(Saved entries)
============

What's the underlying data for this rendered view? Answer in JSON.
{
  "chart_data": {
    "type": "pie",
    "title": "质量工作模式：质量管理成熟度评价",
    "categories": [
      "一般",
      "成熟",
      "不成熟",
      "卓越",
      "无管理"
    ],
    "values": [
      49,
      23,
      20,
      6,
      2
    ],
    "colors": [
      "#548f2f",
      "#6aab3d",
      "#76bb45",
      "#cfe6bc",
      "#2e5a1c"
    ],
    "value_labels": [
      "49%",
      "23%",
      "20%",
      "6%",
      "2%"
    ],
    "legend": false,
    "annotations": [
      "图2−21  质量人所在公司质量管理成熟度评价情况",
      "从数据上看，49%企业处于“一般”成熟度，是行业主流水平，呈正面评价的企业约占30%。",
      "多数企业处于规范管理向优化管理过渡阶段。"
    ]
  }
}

============

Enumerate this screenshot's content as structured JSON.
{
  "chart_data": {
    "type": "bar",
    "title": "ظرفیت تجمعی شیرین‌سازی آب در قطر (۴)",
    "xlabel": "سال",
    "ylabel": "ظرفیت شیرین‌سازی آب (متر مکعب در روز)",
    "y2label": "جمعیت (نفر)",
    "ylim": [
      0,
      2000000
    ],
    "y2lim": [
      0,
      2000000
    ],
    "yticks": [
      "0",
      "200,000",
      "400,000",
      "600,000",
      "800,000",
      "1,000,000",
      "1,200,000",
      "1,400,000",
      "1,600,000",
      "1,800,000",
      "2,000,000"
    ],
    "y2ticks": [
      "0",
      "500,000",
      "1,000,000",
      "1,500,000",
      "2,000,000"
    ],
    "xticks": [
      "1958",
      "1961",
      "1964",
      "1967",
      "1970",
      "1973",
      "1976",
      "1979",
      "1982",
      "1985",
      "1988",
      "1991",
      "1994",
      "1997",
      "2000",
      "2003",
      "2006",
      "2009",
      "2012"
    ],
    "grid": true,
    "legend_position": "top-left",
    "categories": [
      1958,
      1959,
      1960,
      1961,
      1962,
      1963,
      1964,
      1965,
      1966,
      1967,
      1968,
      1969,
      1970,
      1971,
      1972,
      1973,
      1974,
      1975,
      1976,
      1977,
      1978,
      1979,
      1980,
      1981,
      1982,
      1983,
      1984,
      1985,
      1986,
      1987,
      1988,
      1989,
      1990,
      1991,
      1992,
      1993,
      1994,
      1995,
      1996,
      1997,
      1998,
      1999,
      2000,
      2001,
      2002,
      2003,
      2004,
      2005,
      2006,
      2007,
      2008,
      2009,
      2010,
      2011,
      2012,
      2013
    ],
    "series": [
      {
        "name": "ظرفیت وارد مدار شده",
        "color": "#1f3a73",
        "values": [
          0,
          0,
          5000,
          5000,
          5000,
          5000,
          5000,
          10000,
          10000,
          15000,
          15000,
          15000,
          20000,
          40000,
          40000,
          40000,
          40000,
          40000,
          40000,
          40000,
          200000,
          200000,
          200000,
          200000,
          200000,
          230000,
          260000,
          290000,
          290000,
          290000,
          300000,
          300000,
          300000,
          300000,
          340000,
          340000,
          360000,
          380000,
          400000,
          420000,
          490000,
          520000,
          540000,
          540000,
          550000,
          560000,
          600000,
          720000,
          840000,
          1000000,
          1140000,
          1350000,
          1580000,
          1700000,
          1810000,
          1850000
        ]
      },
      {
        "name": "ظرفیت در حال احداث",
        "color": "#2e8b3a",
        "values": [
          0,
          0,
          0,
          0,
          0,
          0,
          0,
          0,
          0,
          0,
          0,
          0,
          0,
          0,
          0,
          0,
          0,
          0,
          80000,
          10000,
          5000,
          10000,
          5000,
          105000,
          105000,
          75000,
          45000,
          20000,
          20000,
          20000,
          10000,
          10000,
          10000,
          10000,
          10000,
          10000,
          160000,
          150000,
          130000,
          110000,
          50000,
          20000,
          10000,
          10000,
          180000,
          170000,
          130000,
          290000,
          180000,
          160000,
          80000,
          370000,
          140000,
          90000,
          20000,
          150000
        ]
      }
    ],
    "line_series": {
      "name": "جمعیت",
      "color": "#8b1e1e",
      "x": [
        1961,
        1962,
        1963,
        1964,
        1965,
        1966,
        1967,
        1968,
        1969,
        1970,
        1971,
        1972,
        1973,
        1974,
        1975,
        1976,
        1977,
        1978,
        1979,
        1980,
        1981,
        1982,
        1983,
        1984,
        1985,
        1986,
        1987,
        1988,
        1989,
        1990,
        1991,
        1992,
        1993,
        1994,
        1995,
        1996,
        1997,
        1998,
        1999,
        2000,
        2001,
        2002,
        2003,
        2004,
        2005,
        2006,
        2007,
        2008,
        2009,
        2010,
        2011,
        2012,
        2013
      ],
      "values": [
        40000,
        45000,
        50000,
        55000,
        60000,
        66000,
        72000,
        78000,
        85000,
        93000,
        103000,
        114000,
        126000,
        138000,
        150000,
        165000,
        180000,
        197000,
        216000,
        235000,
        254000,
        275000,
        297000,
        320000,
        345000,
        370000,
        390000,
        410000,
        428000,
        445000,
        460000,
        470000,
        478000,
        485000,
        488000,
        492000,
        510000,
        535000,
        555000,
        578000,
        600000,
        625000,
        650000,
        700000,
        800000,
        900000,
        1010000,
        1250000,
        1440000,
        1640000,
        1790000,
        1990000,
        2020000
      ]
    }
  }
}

============

> **Task objective**
In the entries above, count each line holding "this" and report the total and nothing more.

> **Complete response**
2